### Short problem
Write the entries below out again exactly; any picture in them stays out.

----------

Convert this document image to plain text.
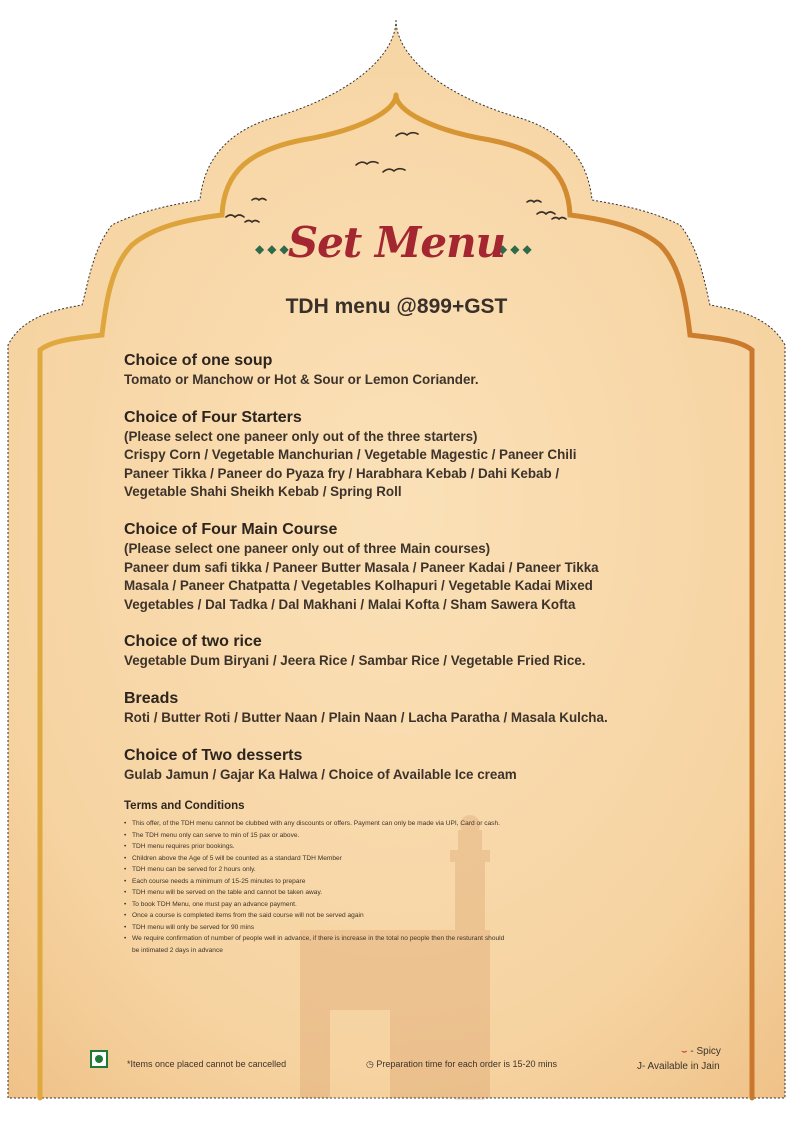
◆◆◆	◆◆◆
Set Menu
TDH menu @899+GST
Choice of one soup
Tomato or Manchow or Hot & Sour or Lemon Coriander.
Choice of Four Starters
(Please select one paneer only out of the three starters)
Crispy Corn / Vegetable Manchurian / Vegetable Magestic / Paneer Chili
Paneer Tikka / Paneer do Pyaza fry / Harabhara Kebab / Dahi Kebab /
Vegetable Shahi Sheikh Kebab / Spring Roll
Choice of Four Main Course
(Please select one paneer only out of three Main courses)
Paneer dum safi tikka / Paneer Butter Masala / Paneer Kadai / Paneer Tikka
Masala / Paneer Chatpatta / Vegetables Kolhapuri / Vegetable Kadai Mixed
Vegetables / Dal Tadka / Dal Makhani / Malai Kofta / Sham Sawera Kofta
Choice of two rice
Vegetable Dum Biryani / Jeera Rice / Sambar Rice / Vegetable Fried Rice.
Breads
Roti / Butter Roti / Butter Naan / Plain Naan / Lacha Paratha / Masala Kulcha.
Choice of Two desserts
Gulab Jamun / Gajar Ka Halwa / Choice of Available Ice cream
Terms and Conditions
• This offer, of the TDH menu cannot be clubbed with any discounts or offers. Payment can only be made via UPI, Card or cash.
• The TDH menu only can serve to min of 15 pax or above.
• TDH menu requires prior bookings.
• Children above the Age of 5 will be counted as a standard TDH Member
• TDH menu can be served for 2 hours only.
• Each course needs a minimum of 15-25 minutes to prepare
• TDH menu will be served on the table and cannot be taken away.
• To book TDH Menu, one must pay an advance payment.
• Once a course is completed items from the said course will not be served again
• TDH menu will only be served for 90 mins
• We require confirmation of number of people well in advance, if there is increase in the total no people then the resturant should be intimated 2 days in advance
*Items once placed cannot be cancelled	◷ Preparation time for each order is 15-20 mins
⌣ - Spicy
J- Available in Jain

----------

### Reply
Convert this document image to plain text.
◆◆◆	◆◆◆
Set Menu
TDH menu @899+GST
Choice of one soup
Tomato or Manchow or Hot & Sour or Lemon Coriander.
Choice of Four Starters
(Please select one paneer only out of the three starters)
Crispy Corn / Vegetable Manchurian / Vegetable Magestic / Paneer Chili
Paneer Tikka / Paneer do Pyaza fry / Harabhara Kebab / Dahi Kebab /
Vegetable Shahi Sheikh Kebab / Spring Roll
Choice of Four Main Course
(Please select one paneer only out of three Main courses)
Paneer dum safi tikka / Paneer Butter Masala / Paneer Kadai / Paneer Tikka
Masala / Paneer Chatpatta / Vegetables Kolhapuri / Vegetable Kadai Mixed
Vegetables / Dal Tadka / Dal Makhani / Malai Kofta / Sham Sawera Kofta
Choice of two rice
Vegetable Dum Biryani / Jeera Rice / Sambar Rice / Vegetable Fried Rice.
Breads
Roti / Butter Roti / Butter Naan / Plain Naan / Lacha Paratha / Masala Kulcha.
Choice of Two desserts
Gulab Jamun / Gajar Ka Halwa / Choice of Available Ice cream
Terms and Conditions
• This offer, of the TDH menu cannot be clubbed with any discounts or offers. Payment can only be made via UPI, Card or cash.
• The TDH menu only can serve to min of 15 pax or above.
• TDH menu requires prior bookings.
• Children above the Age of 5 will be counted as a standard TDH Member
• TDH menu can be served for 2 hours only.
• Each course needs a minimum of 15-25 minutes to prepare
• TDH menu will be served on the table and cannot be taken away.
• To book TDH Menu, one must pay an advance payment.
• Once a course is completed items from the said course will not be served again
• TDH menu will only be served for 90 mins
• We require confirmation of number of people well in advance, if there is increase in the total no people then the resturant should be intimated 2 days in advance
*Items once placed cannot be cancelled	◷ Preparation time for each order is 15-20 mins
⌣ - Spicy
J- Available in Jain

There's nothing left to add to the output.